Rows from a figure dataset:
****
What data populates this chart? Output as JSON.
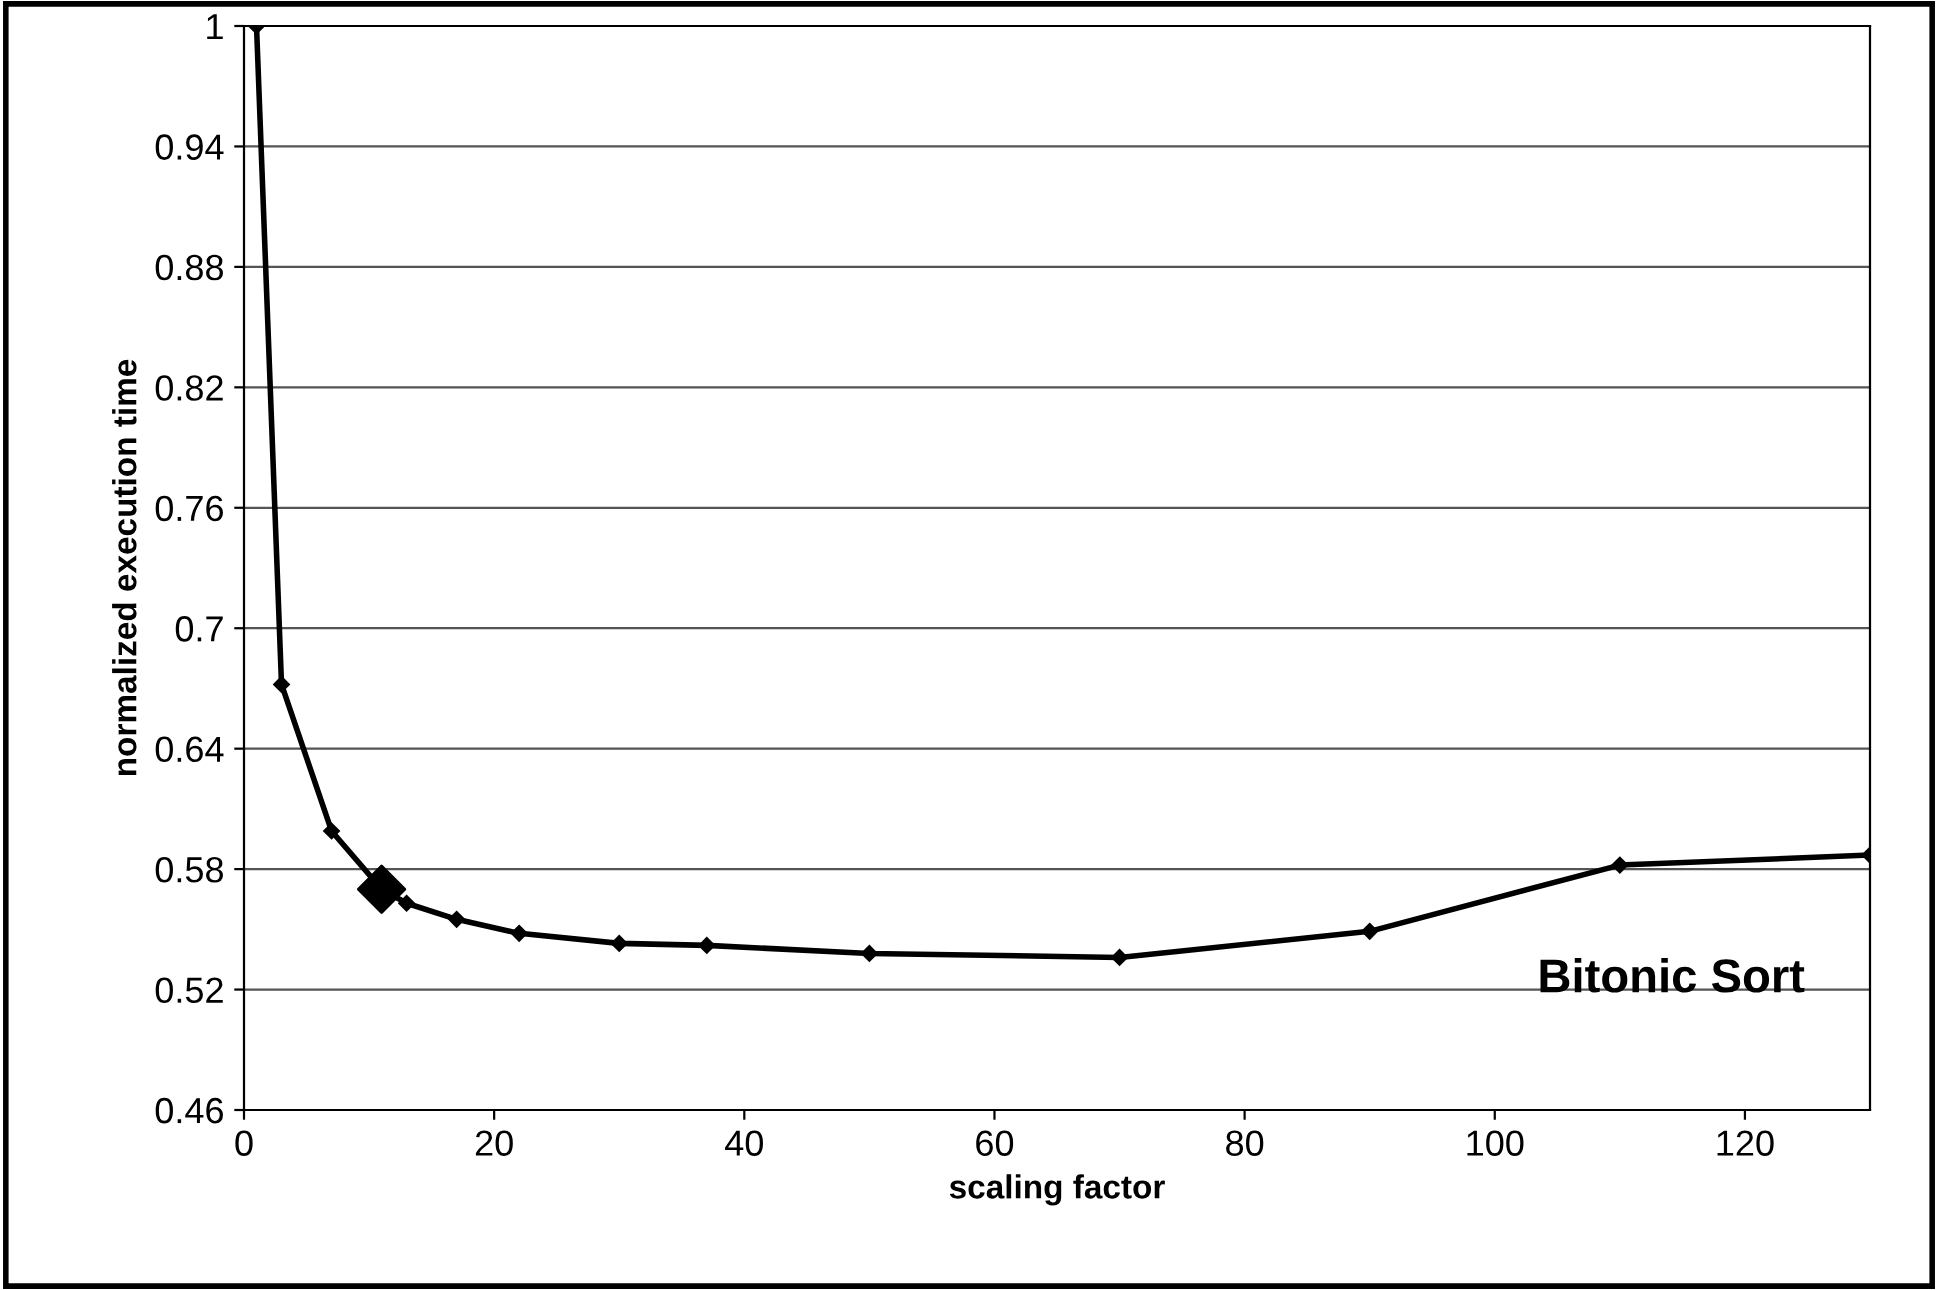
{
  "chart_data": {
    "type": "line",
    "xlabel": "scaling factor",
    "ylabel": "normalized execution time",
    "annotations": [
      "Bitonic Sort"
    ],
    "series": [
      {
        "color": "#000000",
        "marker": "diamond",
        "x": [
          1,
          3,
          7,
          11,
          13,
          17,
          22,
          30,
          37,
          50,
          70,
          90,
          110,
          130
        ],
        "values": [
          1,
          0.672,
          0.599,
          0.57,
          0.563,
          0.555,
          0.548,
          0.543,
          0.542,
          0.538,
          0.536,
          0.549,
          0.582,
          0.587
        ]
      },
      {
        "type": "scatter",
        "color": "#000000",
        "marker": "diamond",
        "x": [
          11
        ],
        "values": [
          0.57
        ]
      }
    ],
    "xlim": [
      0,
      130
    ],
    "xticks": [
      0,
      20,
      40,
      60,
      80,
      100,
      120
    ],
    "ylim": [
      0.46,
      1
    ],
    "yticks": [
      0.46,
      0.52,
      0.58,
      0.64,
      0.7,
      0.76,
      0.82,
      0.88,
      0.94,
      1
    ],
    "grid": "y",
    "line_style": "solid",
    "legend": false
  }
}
****
Task description>
Copy every record character for character. Skip the pictures.

Result>
What data populates this chart? Output as JSON.
{
  "chart_data": {
    "type": "line",
    "xlabel": "scaling factor",
    "ylabel": "normalized execution time",
    "annotations": [
      "Bitonic Sort"
    ],
    "series": [
      {
        "color": "#000000",
        "marker": "diamond",
        "x": [
          1,
          3,
          7,
          11,
          13,
          17,
          22,
          30,
          37,
          50,
          70,
          90,
          110,
          130
        ],
        "values": [
          1,
          0.672,
          0.599,
          0.57,
          0.563,
          0.555,
          0.548,
          0.543,
          0.542,
          0.538,
          0.536,
          0.549,
          0.582,
          0.587
        ]
      },
      {
        "type": "scatter",
        "color": "#000000",
        "marker": "diamond",
        "x": [
          11
        ],
        "values": [
          0.57
        ]
      }
    ],
    "xlim": [
      0,
      130
    ],
    "xticks": [
      0,
      20,
      40,
      60,
      80,
      100,
      120
    ],
    "ylim": [
      0.46,
      1
    ],
    "yticks": [
      0.46,
      0.52,
      0.58,
      0.64,
      0.7,
      0.76,
      0.82,
      0.88,
      0.94,
      1
    ],
    "grid": "y",
    "line_style": "solid",
    "legend": false
  }
}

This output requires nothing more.